Your objective —
Repeat each line exactly, leaving nothing out.

Input data —

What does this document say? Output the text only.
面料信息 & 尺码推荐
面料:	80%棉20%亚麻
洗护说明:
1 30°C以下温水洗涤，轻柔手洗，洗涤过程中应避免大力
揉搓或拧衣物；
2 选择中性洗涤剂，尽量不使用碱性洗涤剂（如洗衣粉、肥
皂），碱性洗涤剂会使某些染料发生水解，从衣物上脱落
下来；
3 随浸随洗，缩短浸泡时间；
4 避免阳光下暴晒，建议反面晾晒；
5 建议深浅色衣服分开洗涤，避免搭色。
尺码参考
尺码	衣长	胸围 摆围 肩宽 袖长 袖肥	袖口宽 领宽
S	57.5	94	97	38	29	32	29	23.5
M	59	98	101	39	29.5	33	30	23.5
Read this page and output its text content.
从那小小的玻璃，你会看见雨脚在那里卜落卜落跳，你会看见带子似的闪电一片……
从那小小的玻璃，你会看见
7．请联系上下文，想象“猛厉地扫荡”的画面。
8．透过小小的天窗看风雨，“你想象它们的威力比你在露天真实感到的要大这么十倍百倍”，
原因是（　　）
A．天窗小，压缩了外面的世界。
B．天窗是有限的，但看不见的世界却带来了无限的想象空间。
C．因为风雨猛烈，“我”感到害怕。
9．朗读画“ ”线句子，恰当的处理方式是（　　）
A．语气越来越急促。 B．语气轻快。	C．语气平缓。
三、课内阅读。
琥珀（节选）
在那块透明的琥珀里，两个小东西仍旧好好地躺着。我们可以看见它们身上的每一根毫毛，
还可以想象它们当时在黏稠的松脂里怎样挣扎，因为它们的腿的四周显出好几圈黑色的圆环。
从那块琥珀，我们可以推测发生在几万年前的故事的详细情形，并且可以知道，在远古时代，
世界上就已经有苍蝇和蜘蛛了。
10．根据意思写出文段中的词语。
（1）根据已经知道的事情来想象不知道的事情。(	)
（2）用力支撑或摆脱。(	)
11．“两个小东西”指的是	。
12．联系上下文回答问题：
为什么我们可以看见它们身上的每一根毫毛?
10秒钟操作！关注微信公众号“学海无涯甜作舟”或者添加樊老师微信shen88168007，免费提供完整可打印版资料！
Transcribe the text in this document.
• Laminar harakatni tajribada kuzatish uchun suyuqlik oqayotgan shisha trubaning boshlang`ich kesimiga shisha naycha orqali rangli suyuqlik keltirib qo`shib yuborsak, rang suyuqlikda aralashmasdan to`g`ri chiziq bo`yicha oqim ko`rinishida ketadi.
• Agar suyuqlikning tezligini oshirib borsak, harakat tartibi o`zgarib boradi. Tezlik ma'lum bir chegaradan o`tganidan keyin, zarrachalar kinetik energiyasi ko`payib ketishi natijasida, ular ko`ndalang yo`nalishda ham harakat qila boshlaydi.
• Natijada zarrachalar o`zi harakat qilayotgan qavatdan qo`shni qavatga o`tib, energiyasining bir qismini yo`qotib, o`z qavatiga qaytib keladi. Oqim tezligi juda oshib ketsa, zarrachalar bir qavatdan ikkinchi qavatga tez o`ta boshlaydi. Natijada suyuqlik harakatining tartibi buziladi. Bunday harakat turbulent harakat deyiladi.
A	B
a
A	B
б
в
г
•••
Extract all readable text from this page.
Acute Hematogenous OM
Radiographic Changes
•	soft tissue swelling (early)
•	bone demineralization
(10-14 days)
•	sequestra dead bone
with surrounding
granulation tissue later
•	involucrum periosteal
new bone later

The result —
What does this document say? Output the text only.
面料信息 & 尺码推荐
面料:	80%棉20%亚麻
洗护说明:
1 30°C以下温水洗涤，轻柔手洗，洗涤过程中应避免大力
揉搓或拧衣物；
2 选择中性洗涤剂，尽量不使用碱性洗涤剂（如洗衣粉、肥
皂），碱性洗涤剂会使某些染料发生水解，从衣物上脱落
下来；
3 随浸随洗，缩短浸泡时间；
4 避免阳光下暴晒，建议反面晾晒；
5 建议深浅色衣服分开洗涤，避免搭色。
尺码参考
尺码	衣长	胸围 摆围 肩宽 袖长 袖肥	袖口宽 领宽
S	57.5	94	97	38	29	32	29	23.5
M	59	98	101	39	29.5	33	30	23.5
Read this page and output its text content.
从那小小的玻璃，你会看见雨脚在那里卜落卜落跳，你会看见带子似的闪电一片……
从那小小的玻璃，你会看见
7．请联系上下文，想象“猛厉地扫荡”的画面。
8．透过小小的天窗看风雨，“你想象它们的威力比你在露天真实感到的要大这么十倍百倍”，
原因是（　　）
A．天窗小，压缩了外面的世界。
B．天窗是有限的，但看不见的世界却带来了无限的想象空间。
C．因为风雨猛烈，“我”感到害怕。
9．朗读画“ ”线句子，恰当的处理方式是（　　）
A．语气越来越急促。 B．语气轻快。	C．语气平缓。
三、课内阅读。
琥珀（节选）
在那块透明的琥珀里，两个小东西仍旧好好地躺着。我们可以看见它们身上的每一根毫毛，
还可以想象它们当时在黏稠的松脂里怎样挣扎，因为它们的腿的四周显出好几圈黑色的圆环。
从那块琥珀，我们可以推测发生在几万年前的故事的详细情形，并且可以知道，在远古时代，
世界上就已经有苍蝇和蜘蛛了。
10．根据意思写出文段中的词语。
（1）根据已经知道的事情来想象不知道的事情。(	)
（2）用力支撑或摆脱。(	)
11．“两个小东西”指的是	。
12．联系上下文回答问题：
为什么我们可以看见它们身上的每一根毫毛?
10秒钟操作！关注微信公众号“学海无涯甜作舟”或者添加樊老师微信shen88168007，免费提供完整可打印版资料！
Transcribe the text in this document.
• Laminar harakatni tajribada kuzatish uchun suyuqlik oqayotgan shisha trubaning boshlang`ich kesimiga shisha naycha orqali rangli suyuqlik keltirib qo`shib yuborsak, rang suyuqlikda aralashmasdan to`g`ri chiziq bo`yicha oqim ko`rinishida ketadi.
• Agar suyuqlikning tezligini oshirib borsak, harakat tartibi o`zgarib boradi. Tezlik ma'lum bir chegaradan o`tganidan keyin, zarrachalar kinetik energiyasi ko`payib ketishi natijasida, ular ko`ndalang yo`nalishda ham harakat qila boshlaydi.
• Natijada zarrachalar o`zi harakat qilayotgan qavatdan qo`shni qavatga o`tib, energiyasining bir qismini yo`qotib, o`z qavatiga qaytib keladi. Oqim tezligi juda oshib ketsa, zarrachalar bir qavatdan ikkinchi qavatga tez o`ta boshlaydi. Natijada suyuqlik harakatining tartibi buziladi. Bunday harakat turbulent harakat deyiladi.
A	B
a
A	B
б
в
г
•••
Extract all readable text from this page.
Acute Hematogenous OM
Radiographic Changes
•	soft tissue swelling (early)
•	bone demineralization
(10-14 days)
•	sequestra dead bone
with surrounding
granulation tissue later
•	involucrum periosteal
new bone later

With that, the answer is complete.